▶ _Data records_:
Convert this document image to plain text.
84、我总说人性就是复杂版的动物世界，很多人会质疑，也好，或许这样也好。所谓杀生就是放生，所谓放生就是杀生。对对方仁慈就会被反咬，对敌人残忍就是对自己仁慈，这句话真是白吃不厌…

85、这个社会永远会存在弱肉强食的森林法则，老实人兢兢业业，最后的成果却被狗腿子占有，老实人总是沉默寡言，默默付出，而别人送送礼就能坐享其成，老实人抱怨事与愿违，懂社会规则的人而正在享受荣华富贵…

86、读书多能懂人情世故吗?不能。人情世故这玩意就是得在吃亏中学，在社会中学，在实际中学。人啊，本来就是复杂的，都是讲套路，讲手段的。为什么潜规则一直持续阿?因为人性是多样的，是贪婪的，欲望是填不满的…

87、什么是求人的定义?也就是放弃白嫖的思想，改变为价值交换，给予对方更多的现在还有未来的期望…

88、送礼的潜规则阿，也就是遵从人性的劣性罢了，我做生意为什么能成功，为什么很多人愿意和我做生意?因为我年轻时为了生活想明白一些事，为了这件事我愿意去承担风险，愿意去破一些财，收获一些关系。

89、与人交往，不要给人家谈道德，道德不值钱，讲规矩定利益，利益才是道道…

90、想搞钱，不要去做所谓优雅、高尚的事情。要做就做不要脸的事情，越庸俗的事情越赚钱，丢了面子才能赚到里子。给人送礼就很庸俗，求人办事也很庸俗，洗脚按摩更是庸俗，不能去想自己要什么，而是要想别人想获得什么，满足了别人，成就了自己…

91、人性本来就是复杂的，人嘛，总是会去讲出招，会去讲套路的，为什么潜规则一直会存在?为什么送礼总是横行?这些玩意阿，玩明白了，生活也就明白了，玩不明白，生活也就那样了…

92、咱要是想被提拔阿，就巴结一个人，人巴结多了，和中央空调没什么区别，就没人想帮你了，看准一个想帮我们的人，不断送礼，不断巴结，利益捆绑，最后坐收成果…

---

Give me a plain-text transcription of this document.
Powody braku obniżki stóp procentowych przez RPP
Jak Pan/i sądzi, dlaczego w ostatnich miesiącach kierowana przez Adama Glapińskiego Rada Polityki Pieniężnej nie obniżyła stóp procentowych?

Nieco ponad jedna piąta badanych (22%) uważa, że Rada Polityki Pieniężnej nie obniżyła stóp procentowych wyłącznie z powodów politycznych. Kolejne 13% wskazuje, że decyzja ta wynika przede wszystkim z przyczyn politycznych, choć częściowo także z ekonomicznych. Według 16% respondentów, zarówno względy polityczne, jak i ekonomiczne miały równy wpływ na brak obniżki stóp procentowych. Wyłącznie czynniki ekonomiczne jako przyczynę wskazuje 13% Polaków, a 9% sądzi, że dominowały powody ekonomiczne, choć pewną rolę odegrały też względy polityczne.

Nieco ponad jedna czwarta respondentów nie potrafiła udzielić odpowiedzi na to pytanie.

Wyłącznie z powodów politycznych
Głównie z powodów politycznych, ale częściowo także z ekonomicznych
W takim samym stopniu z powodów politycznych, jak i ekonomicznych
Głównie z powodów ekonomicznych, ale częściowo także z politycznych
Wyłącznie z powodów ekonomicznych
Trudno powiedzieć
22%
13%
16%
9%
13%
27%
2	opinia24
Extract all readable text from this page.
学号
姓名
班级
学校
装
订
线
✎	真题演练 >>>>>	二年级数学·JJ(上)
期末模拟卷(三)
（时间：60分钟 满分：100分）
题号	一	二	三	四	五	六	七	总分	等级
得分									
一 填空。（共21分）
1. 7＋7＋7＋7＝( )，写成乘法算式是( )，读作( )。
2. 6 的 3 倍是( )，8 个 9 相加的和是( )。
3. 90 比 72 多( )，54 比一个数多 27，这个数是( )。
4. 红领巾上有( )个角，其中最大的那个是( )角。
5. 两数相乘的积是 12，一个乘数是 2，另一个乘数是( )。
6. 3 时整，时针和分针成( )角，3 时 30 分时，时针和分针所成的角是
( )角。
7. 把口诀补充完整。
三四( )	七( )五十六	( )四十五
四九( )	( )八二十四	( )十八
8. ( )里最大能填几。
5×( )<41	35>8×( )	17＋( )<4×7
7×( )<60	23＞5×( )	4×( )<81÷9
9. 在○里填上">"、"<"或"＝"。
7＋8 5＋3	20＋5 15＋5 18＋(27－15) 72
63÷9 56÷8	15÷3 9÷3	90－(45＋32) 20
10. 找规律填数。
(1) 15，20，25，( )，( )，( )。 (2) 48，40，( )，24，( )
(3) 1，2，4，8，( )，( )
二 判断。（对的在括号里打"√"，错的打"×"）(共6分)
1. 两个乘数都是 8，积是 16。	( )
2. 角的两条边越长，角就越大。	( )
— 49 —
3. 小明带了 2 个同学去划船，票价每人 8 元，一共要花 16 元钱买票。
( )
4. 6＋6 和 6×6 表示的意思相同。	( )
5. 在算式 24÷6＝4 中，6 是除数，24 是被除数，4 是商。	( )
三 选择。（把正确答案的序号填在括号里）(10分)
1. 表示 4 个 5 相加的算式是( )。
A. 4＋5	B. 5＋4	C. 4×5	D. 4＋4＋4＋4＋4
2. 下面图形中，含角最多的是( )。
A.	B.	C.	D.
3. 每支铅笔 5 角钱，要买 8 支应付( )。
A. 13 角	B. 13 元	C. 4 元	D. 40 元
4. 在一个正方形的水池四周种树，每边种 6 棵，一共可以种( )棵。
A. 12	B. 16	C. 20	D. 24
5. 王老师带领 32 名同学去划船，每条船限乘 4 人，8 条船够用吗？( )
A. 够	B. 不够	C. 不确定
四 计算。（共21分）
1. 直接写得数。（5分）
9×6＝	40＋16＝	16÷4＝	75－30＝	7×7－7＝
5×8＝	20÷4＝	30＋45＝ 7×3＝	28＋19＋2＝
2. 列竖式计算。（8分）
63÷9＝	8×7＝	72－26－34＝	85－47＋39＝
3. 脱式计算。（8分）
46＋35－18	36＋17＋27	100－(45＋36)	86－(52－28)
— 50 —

...

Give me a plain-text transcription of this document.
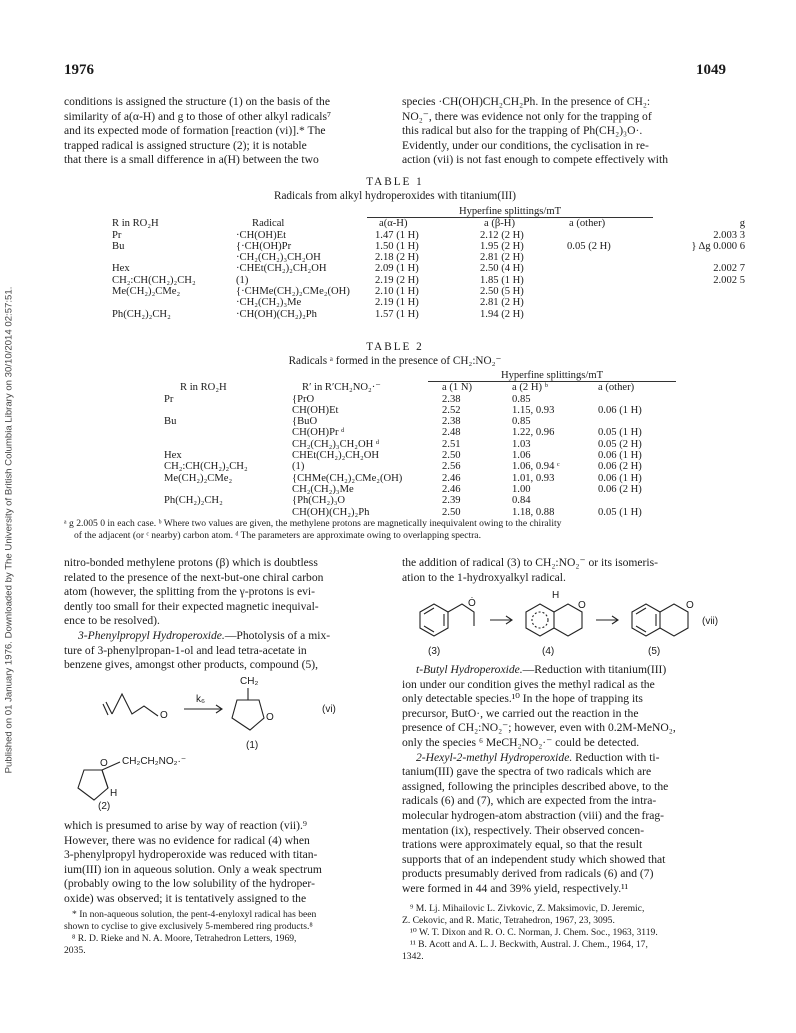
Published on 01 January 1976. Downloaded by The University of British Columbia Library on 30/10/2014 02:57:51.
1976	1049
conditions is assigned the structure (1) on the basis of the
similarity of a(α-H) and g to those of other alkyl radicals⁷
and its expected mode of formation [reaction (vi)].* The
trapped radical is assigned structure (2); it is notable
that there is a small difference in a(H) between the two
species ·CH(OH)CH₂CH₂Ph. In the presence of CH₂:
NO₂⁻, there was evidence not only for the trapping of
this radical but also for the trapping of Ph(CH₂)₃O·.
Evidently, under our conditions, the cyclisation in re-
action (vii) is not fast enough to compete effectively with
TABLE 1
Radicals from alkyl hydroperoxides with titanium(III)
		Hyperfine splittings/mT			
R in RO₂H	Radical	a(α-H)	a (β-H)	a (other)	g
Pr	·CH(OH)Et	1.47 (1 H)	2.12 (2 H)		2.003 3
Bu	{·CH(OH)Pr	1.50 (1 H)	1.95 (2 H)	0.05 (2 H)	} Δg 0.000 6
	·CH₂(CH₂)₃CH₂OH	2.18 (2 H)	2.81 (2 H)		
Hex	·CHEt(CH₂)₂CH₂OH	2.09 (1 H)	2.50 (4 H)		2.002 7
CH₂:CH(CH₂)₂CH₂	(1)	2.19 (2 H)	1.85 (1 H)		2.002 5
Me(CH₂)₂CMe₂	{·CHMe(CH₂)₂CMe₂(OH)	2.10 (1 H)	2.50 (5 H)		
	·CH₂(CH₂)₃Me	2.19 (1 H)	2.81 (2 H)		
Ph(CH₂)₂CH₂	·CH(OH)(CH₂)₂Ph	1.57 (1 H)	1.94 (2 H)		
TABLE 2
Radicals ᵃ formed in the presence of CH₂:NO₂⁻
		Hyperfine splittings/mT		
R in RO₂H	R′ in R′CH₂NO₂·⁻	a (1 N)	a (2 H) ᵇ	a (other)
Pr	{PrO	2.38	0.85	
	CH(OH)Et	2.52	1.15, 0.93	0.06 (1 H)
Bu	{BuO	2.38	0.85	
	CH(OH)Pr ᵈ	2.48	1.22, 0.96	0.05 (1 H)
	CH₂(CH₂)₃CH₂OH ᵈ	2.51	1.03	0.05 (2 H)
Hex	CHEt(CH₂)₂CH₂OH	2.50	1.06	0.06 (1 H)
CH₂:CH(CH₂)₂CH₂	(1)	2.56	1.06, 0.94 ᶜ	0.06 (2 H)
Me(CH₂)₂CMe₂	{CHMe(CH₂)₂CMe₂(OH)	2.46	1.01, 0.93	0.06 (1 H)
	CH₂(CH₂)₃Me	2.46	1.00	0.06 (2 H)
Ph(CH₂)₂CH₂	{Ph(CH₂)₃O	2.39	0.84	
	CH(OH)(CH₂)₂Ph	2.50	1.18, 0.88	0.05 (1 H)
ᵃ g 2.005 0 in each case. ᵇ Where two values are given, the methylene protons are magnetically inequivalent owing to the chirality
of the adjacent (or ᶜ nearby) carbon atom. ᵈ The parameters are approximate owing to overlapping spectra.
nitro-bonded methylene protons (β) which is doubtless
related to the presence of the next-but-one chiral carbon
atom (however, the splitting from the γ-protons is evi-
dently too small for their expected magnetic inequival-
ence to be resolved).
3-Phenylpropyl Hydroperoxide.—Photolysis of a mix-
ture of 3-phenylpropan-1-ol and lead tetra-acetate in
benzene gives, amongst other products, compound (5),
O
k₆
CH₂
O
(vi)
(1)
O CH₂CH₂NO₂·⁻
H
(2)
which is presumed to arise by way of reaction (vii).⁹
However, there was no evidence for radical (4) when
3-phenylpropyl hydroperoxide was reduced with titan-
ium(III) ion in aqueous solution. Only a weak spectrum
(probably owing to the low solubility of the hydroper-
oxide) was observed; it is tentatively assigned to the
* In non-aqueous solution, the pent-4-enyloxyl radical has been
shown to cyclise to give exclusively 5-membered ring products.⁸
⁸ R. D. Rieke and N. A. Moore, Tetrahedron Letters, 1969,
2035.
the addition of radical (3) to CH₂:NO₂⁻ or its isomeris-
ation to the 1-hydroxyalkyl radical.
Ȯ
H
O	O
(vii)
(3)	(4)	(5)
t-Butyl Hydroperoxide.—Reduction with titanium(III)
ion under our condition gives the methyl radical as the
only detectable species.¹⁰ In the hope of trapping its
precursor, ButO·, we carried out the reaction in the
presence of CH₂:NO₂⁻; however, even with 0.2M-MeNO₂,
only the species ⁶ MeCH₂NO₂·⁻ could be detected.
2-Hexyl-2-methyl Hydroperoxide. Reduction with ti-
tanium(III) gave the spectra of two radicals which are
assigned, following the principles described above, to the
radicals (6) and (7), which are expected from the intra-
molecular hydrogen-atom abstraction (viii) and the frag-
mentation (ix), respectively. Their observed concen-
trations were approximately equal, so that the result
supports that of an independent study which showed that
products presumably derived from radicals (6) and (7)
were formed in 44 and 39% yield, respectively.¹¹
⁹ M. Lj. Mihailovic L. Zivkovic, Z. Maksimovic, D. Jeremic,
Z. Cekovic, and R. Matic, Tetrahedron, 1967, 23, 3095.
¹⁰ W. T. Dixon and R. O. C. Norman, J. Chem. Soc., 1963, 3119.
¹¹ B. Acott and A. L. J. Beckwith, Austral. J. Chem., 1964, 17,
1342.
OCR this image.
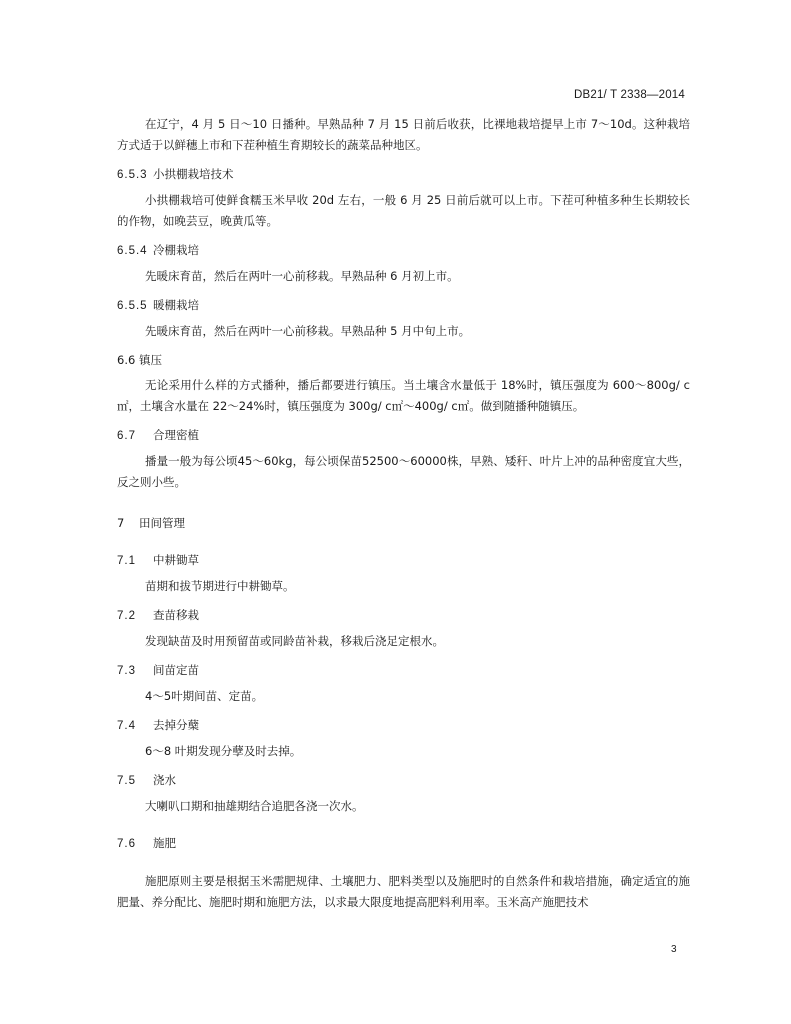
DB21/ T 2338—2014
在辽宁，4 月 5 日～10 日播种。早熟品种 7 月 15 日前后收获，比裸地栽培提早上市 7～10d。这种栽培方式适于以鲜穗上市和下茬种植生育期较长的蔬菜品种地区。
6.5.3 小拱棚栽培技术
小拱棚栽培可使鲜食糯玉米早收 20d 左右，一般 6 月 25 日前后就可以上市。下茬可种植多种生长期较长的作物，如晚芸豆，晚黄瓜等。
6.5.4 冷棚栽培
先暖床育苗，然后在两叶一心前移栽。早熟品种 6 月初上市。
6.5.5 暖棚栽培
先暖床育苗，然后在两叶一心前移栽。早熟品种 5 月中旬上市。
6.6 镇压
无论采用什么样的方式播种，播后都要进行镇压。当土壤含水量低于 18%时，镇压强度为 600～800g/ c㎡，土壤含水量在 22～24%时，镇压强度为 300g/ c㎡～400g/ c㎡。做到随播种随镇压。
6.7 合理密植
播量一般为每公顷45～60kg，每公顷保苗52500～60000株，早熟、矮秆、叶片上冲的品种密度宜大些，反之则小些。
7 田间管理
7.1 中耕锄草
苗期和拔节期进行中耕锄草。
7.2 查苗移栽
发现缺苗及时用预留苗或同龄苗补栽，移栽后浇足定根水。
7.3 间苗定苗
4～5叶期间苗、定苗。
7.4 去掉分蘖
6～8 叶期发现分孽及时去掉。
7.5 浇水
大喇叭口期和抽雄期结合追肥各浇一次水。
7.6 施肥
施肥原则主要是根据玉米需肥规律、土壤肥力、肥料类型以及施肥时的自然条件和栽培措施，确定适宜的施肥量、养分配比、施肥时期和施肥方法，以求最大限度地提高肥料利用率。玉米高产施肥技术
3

▶ _Goal of the exercise_: From the listing above, collect each line in which the string "₂CH₂OH" appears.

▶ _Written solution_:
Hex	·CHEt(CH₂)₂CH₂OH	2.09 (1 H)	2.50 (4 H)		2.002 7
Hex	CHEt(CH₂)₂CH₂OH	2.50	1.06	0.06 (1 H)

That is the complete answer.